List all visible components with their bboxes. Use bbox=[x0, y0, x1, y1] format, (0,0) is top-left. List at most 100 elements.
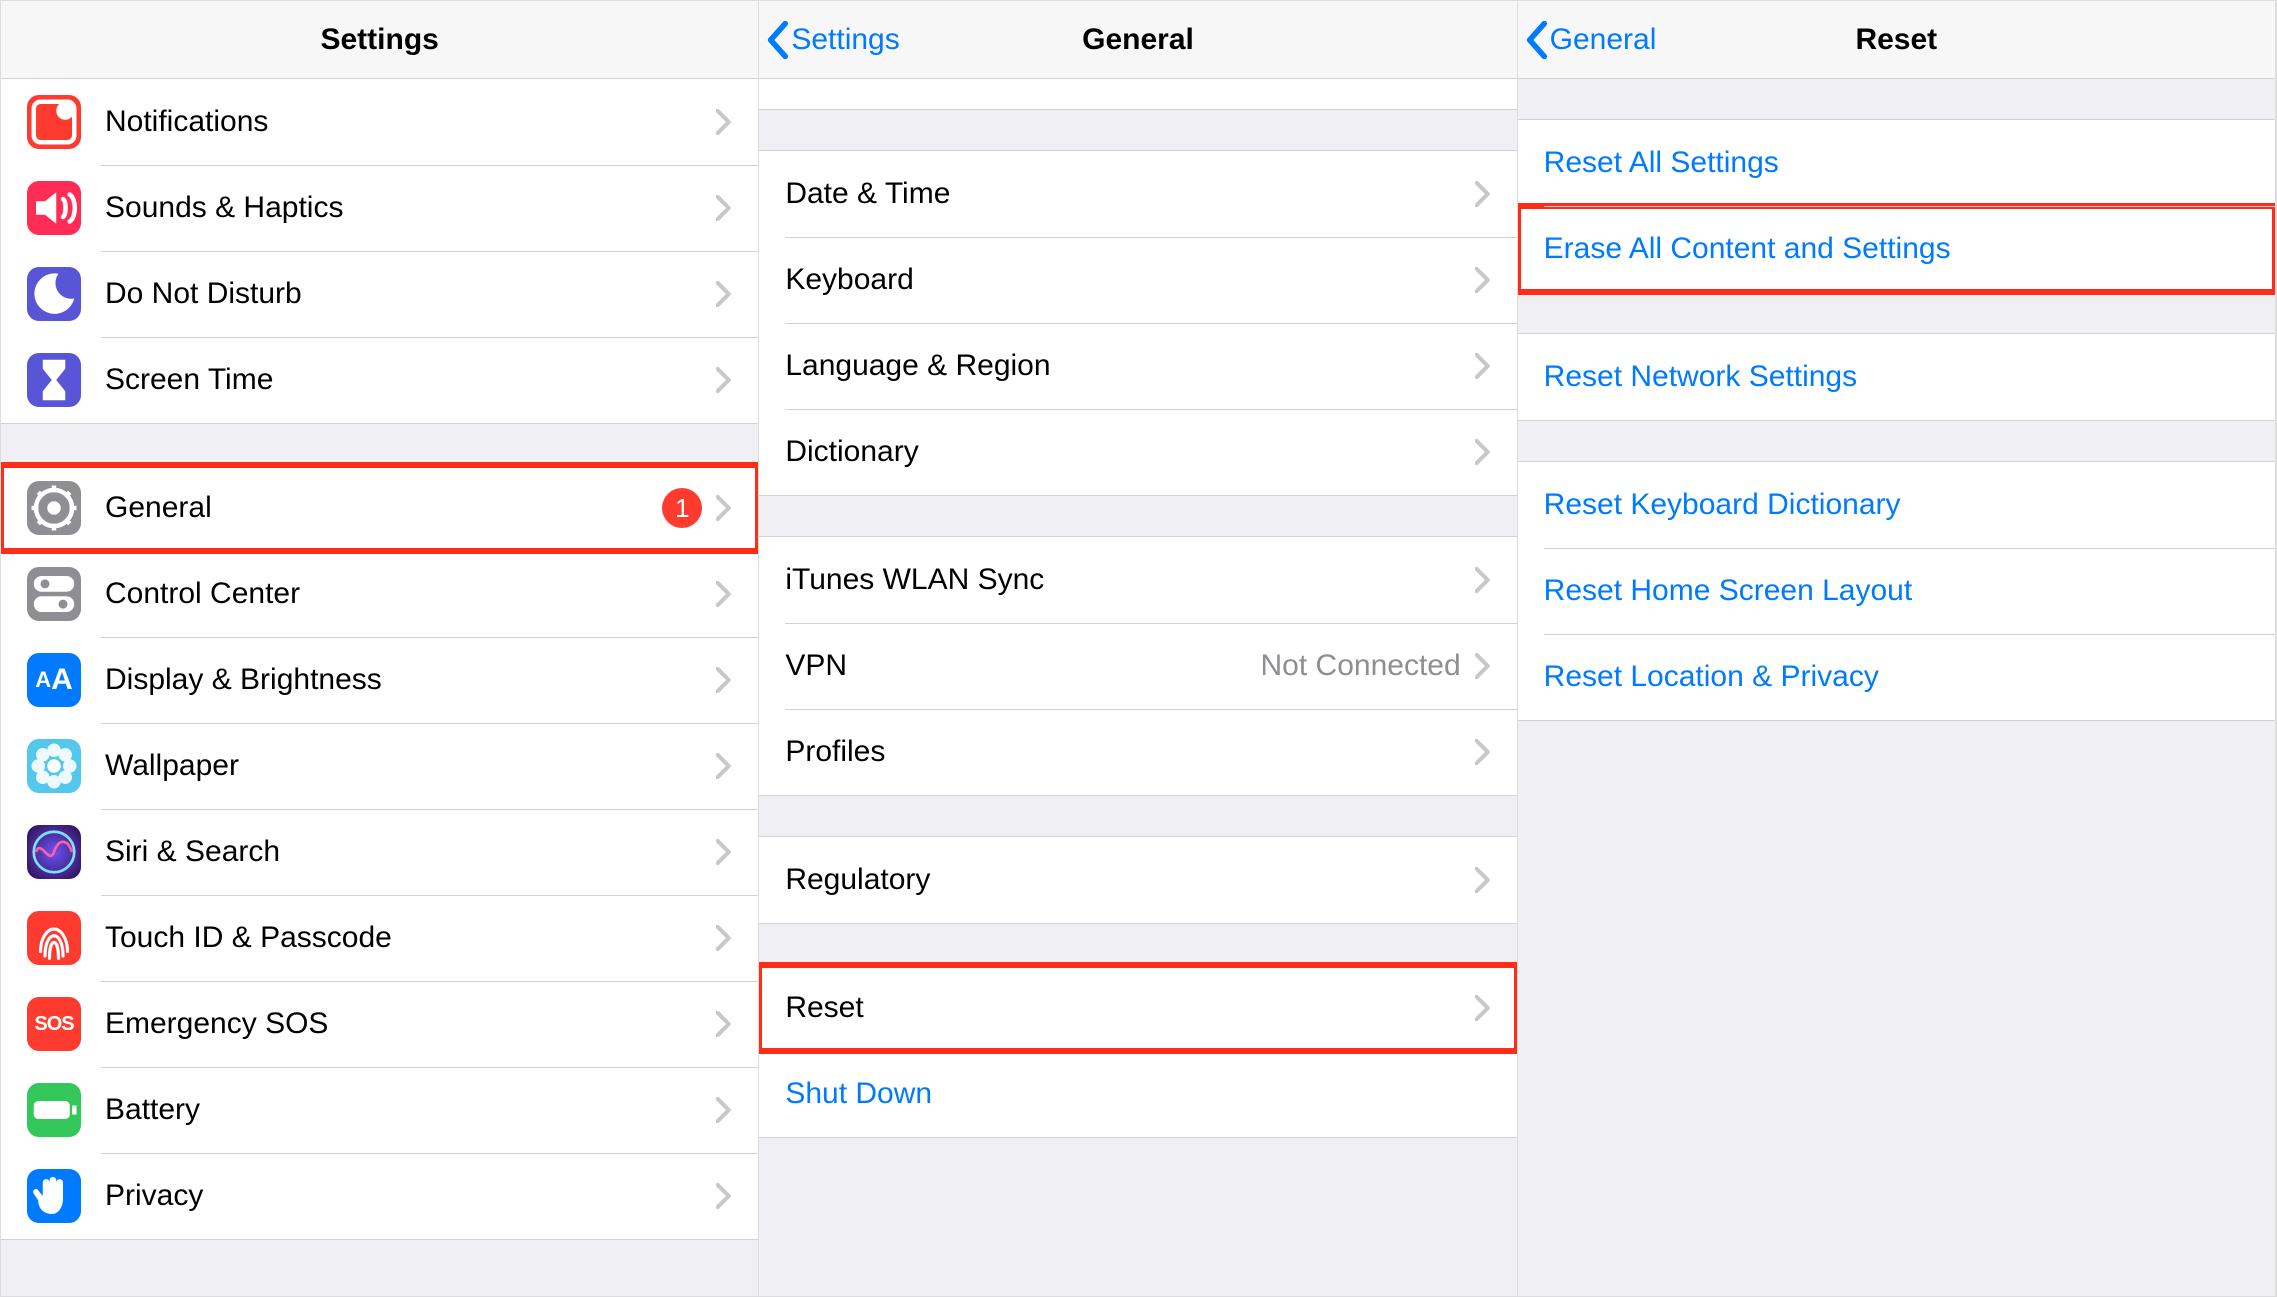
settings-row-battery[interactable]: Battery bbox=[1, 1067, 758, 1153]
general-pane: Settings General Date & Time Keyboard La… bbox=[759, 1, 1517, 1296]
row-label: Date & Time bbox=[785, 177, 1474, 211]
navbar-general: Settings General bbox=[759, 1, 1516, 79]
battery-icon bbox=[27, 1083, 81, 1137]
reset-scroll[interactable]: Reset All Settings Erase All Content and… bbox=[1518, 79, 2275, 1296]
group-gap bbox=[759, 924, 1516, 964]
back-label: Settings bbox=[791, 23, 899, 57]
row-label: Control Center bbox=[105, 577, 716, 611]
general-row-datetime[interactable]: Date & Time bbox=[759, 151, 1516, 237]
page-title: General bbox=[1082, 23, 1194, 57]
back-button[interactable]: General bbox=[1526, 1, 1657, 78]
settings-row-touchid[interactable]: Touch ID & Passcode bbox=[1, 895, 758, 981]
chevron-right-icon bbox=[716, 281, 732, 307]
row-label: Profiles bbox=[785, 735, 1474, 769]
fingerprint-icon bbox=[27, 911, 81, 965]
notification-badge: 1 bbox=[662, 488, 702, 528]
reset-row-erase-all[interactable]: Erase All Content and Settings bbox=[1518, 206, 2275, 292]
back-button[interactable]: Settings bbox=[767, 1, 899, 78]
chevron-right-icon bbox=[1475, 353, 1491, 379]
settings-row-wallpaper[interactable]: Wallpaper bbox=[1, 723, 758, 809]
reset-row-all-settings[interactable]: Reset All Settings bbox=[1518, 120, 2275, 206]
settings-row-general[interactable]: General 1 bbox=[1, 465, 758, 551]
row-label: Battery bbox=[105, 1093, 716, 1127]
text-size-icon: AA bbox=[27, 653, 81, 707]
general-row-shutdown[interactable]: Shut Down bbox=[759, 1051, 1516, 1137]
settings-group-1: Notifications Sounds & Haptics Do Not Di… bbox=[1, 79, 758, 424]
settings-row-privacy[interactable]: Privacy bbox=[1, 1153, 758, 1239]
row-label: Display & Brightness bbox=[105, 663, 716, 697]
row-label: Do Not Disturb bbox=[105, 277, 716, 311]
general-row-vpn[interactable]: VPN Not Connected bbox=[759, 623, 1516, 709]
row-label: Dictionary bbox=[785, 435, 1474, 469]
general-row-clipped[interactable] bbox=[759, 79, 1516, 109]
page-title: Reset bbox=[1855, 23, 1937, 57]
settings-group-2: General 1 Control Center AA Display & Br… bbox=[1, 464, 758, 1240]
chevron-right-icon bbox=[1475, 567, 1491, 593]
general-row-reset[interactable]: Reset bbox=[759, 965, 1516, 1051]
row-label: Reset Home Screen Layout bbox=[1544, 574, 2249, 608]
settings-row-display[interactable]: AA Display & Brightness bbox=[1, 637, 758, 723]
chevron-right-icon bbox=[716, 753, 732, 779]
settings-pane: Settings Notifications Sounds & Haptics bbox=[1, 1, 759, 1296]
sounds-icon bbox=[27, 181, 81, 235]
row-label: Shut Down bbox=[785, 1077, 1490, 1111]
row-label: Privacy bbox=[105, 1179, 716, 1213]
chevron-right-icon bbox=[716, 839, 732, 865]
chevron-right-icon bbox=[1475, 439, 1491, 465]
reset-group-2: Reset Network Settings bbox=[1518, 333, 2275, 421]
moon-icon bbox=[27, 267, 81, 321]
chevron-right-icon bbox=[1475, 995, 1491, 1021]
row-label: Siri & Search bbox=[105, 835, 716, 869]
row-label: Language & Region bbox=[785, 349, 1474, 383]
row-label: Reset Location & Privacy bbox=[1544, 660, 2249, 694]
general-row-regulatory[interactable]: Regulatory bbox=[759, 837, 1516, 923]
reset-row-network[interactable]: Reset Network Settings bbox=[1518, 334, 2275, 420]
group-gap bbox=[759, 796, 1516, 836]
settings-row-controlcenter[interactable]: Control Center bbox=[1, 551, 758, 637]
settings-row-notifications[interactable]: Notifications bbox=[1, 79, 758, 165]
row-label: General bbox=[105, 491, 662, 525]
reset-pane: General Reset Reset All Settings Erase A… bbox=[1518, 1, 2276, 1296]
row-label: VPN bbox=[785, 649, 1260, 683]
general-scroll[interactable]: Date & Time Keyboard Language & Region D… bbox=[759, 79, 1516, 1296]
gear-icon bbox=[27, 481, 81, 535]
general-row-profiles[interactable]: Profiles bbox=[759, 709, 1516, 795]
general-row-itunes-sync[interactable]: iTunes WLAN Sync bbox=[759, 537, 1516, 623]
row-label: Reset Keyboard Dictionary bbox=[1544, 488, 2249, 522]
settings-row-siri[interactable]: Siri & Search bbox=[1, 809, 758, 895]
chevron-right-icon bbox=[1475, 181, 1491, 207]
chevron-right-icon bbox=[716, 495, 732, 521]
settings-row-sounds[interactable]: Sounds & Haptics bbox=[1, 165, 758, 251]
reset-group-3: Reset Keyboard Dictionary Reset Home Scr… bbox=[1518, 461, 2275, 721]
settings-scroll[interactable]: Notifications Sounds & Haptics Do Not Di… bbox=[1, 79, 758, 1296]
chevron-right-icon bbox=[716, 109, 732, 135]
group-gap bbox=[1, 424, 758, 464]
chevron-right-icon bbox=[716, 1183, 732, 1209]
group-gap bbox=[759, 110, 1516, 150]
reset-row-keyboard-dict[interactable]: Reset Keyboard Dictionary bbox=[1518, 462, 2275, 548]
general-row-language[interactable]: Language & Region bbox=[759, 323, 1516, 409]
page-title: Settings bbox=[320, 23, 438, 57]
general-row-keyboard[interactable]: Keyboard bbox=[759, 237, 1516, 323]
reset-row-home-layout[interactable]: Reset Home Screen Layout bbox=[1518, 548, 2275, 634]
general-group-clipped bbox=[759, 79, 1516, 110]
reset-row-location-privacy[interactable]: Reset Location & Privacy bbox=[1518, 634, 2275, 720]
row-value: Not Connected bbox=[1261, 649, 1461, 683]
chevron-right-icon bbox=[716, 1097, 732, 1123]
chevron-right-icon bbox=[716, 367, 732, 393]
settings-row-dnd[interactable]: Do Not Disturb bbox=[1, 251, 758, 337]
chevron-right-icon bbox=[1475, 653, 1491, 679]
toggle-icon bbox=[27, 567, 81, 621]
back-label: General bbox=[1550, 23, 1657, 57]
chevron-left-icon bbox=[767, 21, 789, 59]
settings-row-screentime[interactable]: Screen Time bbox=[1, 337, 758, 423]
general-row-dictionary[interactable]: Dictionary bbox=[759, 409, 1516, 495]
reset-group-1: Reset All Settings Erase All Content and… bbox=[1518, 119, 2275, 293]
chevron-right-icon bbox=[1475, 739, 1491, 765]
chevron-right-icon bbox=[716, 925, 732, 951]
settings-row-sos[interactable]: SOS Emergency SOS bbox=[1, 981, 758, 1067]
general-group-5: Reset Shut Down bbox=[759, 964, 1516, 1138]
row-label: Emergency SOS bbox=[105, 1007, 716, 1041]
row-label: Touch ID & Passcode bbox=[105, 921, 716, 955]
row-label: Reset All Settings bbox=[1544, 146, 2249, 180]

Task brief: Reproduce the entire listing above verbatim, line for line, leaving out the picture.

Exercise result:
List all visible components with their bboxes. Use bbox=[x0, y0, x1, y1] format, (0,0) is top-left. List at most 100 elements.
settings-row-battery[interactable]: Battery bbox=[1, 1067, 758, 1153]
general-pane: Settings General Date & Time Keyboard La… bbox=[759, 1, 1517, 1296]
row-label: Date & Time bbox=[785, 177, 1474, 211]
navbar-general: Settings General bbox=[759, 1, 1516, 79]
battery-icon bbox=[27, 1083, 81, 1137]
reset-scroll[interactable]: Reset All Settings Erase All Content and… bbox=[1518, 79, 2275, 1296]
group-gap bbox=[759, 924, 1516, 964]
back-label: Settings bbox=[791, 23, 899, 57]
row-label: Control Center bbox=[105, 577, 716, 611]
general-row-datetime[interactable]: Date & Time bbox=[759, 151, 1516, 237]
page-title: General bbox=[1082, 23, 1194, 57]
back-button[interactable]: General bbox=[1526, 1, 1657, 78]
settings-row-touchid[interactable]: Touch ID & Passcode bbox=[1, 895, 758, 981]
chevron-right-icon bbox=[716, 281, 732, 307]
row-label: Profiles bbox=[785, 735, 1474, 769]
fingerprint-icon bbox=[27, 911, 81, 965]
notification-badge: 1 bbox=[662, 488, 702, 528]
reset-row-erase-all[interactable]: Erase All Content and Settings bbox=[1518, 206, 2275, 292]
back-button[interactable]: Settings bbox=[767, 1, 899, 78]
chevron-right-icon bbox=[1475, 353, 1491, 379]
settings-row-wallpaper[interactable]: Wallpaper bbox=[1, 723, 758, 809]
reset-row-all-settings[interactable]: Reset All Settings bbox=[1518, 120, 2275, 206]
settings-row-general[interactable]: General 1 bbox=[1, 465, 758, 551]
row-label: Battery bbox=[105, 1093, 716, 1127]
text-size-icon: AA bbox=[27, 653, 81, 707]
general-row-shutdown[interactable]: Shut Down bbox=[759, 1051, 1516, 1137]
settings-group-1: Notifications Sounds & Haptics Do Not Di… bbox=[1, 79, 758, 424]
settings-row-privacy[interactable]: Privacy bbox=[1, 1153, 758, 1239]
row-label: Display & Brightness bbox=[105, 663, 716, 697]
row-label: Do Not Disturb bbox=[105, 277, 716, 311]
general-row-vpn[interactable]: VPN Not Connected bbox=[759, 623, 1516, 709]
row-label: Dictionary bbox=[785, 435, 1474, 469]
general-row-clipped[interactable] bbox=[759, 79, 1516, 109]
page-title: Reset bbox=[1855, 23, 1937, 57]
settings-group-2: General 1 Control Center AA Display & Br… bbox=[1, 464, 758, 1240]
chevron-right-icon bbox=[1475, 567, 1491, 593]
general-row-reset[interactable]: Reset bbox=[759, 965, 1516, 1051]
row-label: Reset Home Screen Layout bbox=[1544, 574, 2249, 608]
settings-row-display[interactable]: AA Display & Brightness bbox=[1, 637, 758, 723]
chevron-right-icon bbox=[716, 753, 732, 779]
settings-pane: Settings Notifications Sounds & Haptics bbox=[1, 1, 759, 1296]
sounds-icon bbox=[27, 181, 81, 235]
row-label: Shut Down bbox=[785, 1077, 1490, 1111]
row-label: Privacy bbox=[105, 1179, 716, 1213]
chevron-right-icon bbox=[716, 839, 732, 865]
chevron-right-icon bbox=[1475, 439, 1491, 465]
reset-group-2: Reset Network Settings bbox=[1518, 333, 2275, 421]
moon-icon bbox=[27, 267, 81, 321]
chevron-right-icon bbox=[1475, 995, 1491, 1021]
row-label: Siri & Search bbox=[105, 835, 716, 869]
row-label: Language & Region bbox=[785, 349, 1474, 383]
row-label: Reset Location & Privacy bbox=[1544, 660, 2249, 694]
general-row-regulatory[interactable]: Regulatory bbox=[759, 837, 1516, 923]
reset-row-network[interactable]: Reset Network Settings bbox=[1518, 334, 2275, 420]
group-gap bbox=[759, 796, 1516, 836]
settings-row-controlcenter[interactable]: Control Center bbox=[1, 551, 758, 637]
settings-row-notifications[interactable]: Notifications bbox=[1, 79, 758, 165]
row-label: General bbox=[105, 491, 662, 525]
reset-pane: General Reset Reset All Settings Erase A… bbox=[1518, 1, 2276, 1296]
row-label: VPN bbox=[785, 649, 1260, 683]
general-scroll[interactable]: Date & Time Keyboard Language & Region D… bbox=[759, 79, 1516, 1296]
gear-icon bbox=[27, 481, 81, 535]
general-row-profiles[interactable]: Profiles bbox=[759, 709, 1516, 795]
general-row-itunes-sync[interactable]: iTunes WLAN Sync bbox=[759, 537, 1516, 623]
row-label: Reset Keyboard Dictionary bbox=[1544, 488, 2249, 522]
settings-row-siri[interactable]: Siri & Search bbox=[1, 809, 758, 895]
chevron-right-icon bbox=[1475, 181, 1491, 207]
chevron-right-icon bbox=[716, 495, 732, 521]
settings-row-sounds[interactable]: Sounds & Haptics bbox=[1, 165, 758, 251]
reset-group-3: Reset Keyboard Dictionary Reset Home Scr… bbox=[1518, 461, 2275, 721]
settings-scroll[interactable]: Notifications Sounds & Haptics Do Not Di… bbox=[1, 79, 758, 1296]
chevron-right-icon bbox=[716, 109, 732, 135]
group-gap bbox=[1, 424, 758, 464]
chevron-right-icon bbox=[716, 1183, 732, 1209]
group-gap bbox=[759, 110, 1516, 150]
reset-row-keyboard-dict[interactable]: Reset Keyboard Dictionary bbox=[1518, 462, 2275, 548]
general-row-language[interactable]: Language & Region bbox=[759, 323, 1516, 409]
page-title: Settings bbox=[320, 23, 438, 57]
general-row-keyboard[interactable]: Keyboard bbox=[759, 237, 1516, 323]
reset-row-home-layout[interactable]: Reset Home Screen Layout bbox=[1518, 548, 2275, 634]
general-group-clipped bbox=[759, 79, 1516, 110]
reset-row-location-privacy[interactable]: Reset Location & Privacy bbox=[1518, 634, 2275, 720]
row-value: Not Connected bbox=[1261, 649, 1461, 683]
chevron-right-icon bbox=[716, 1097, 732, 1123]
chevron-right-icon bbox=[716, 367, 732, 393]
settings-row-dnd[interactable]: Do Not Disturb bbox=[1, 251, 758, 337]
chevron-right-icon bbox=[1475, 653, 1491, 679]
toggle-icon bbox=[27, 567, 81, 621]
back-label: General bbox=[1550, 23, 1657, 57]
chevron-left-icon bbox=[767, 21, 789, 59]
settings-row-screentime[interactable]: Screen Time bbox=[1, 337, 758, 423]
general-row-dictionary[interactable]: Dictionary bbox=[759, 409, 1516, 495]
reset-group-1: Reset All Settings Erase All Content and… bbox=[1518, 119, 2275, 293]
chevron-right-icon bbox=[1475, 739, 1491, 765]
chevron-right-icon bbox=[716, 925, 732, 951]
settings-row-sos[interactable]: SOS Emergency SOS bbox=[1, 981, 758, 1067]
general-group-5: Reset Shut Down bbox=[759, 964, 1516, 1138]
row-label: Emergency SOS bbox=[105, 1007, 716, 1041]
row-label: Touch ID & Passcode bbox=[105, 921, 716, 955]
row-label: Reset All Settings bbox=[1544, 146, 2249, 180]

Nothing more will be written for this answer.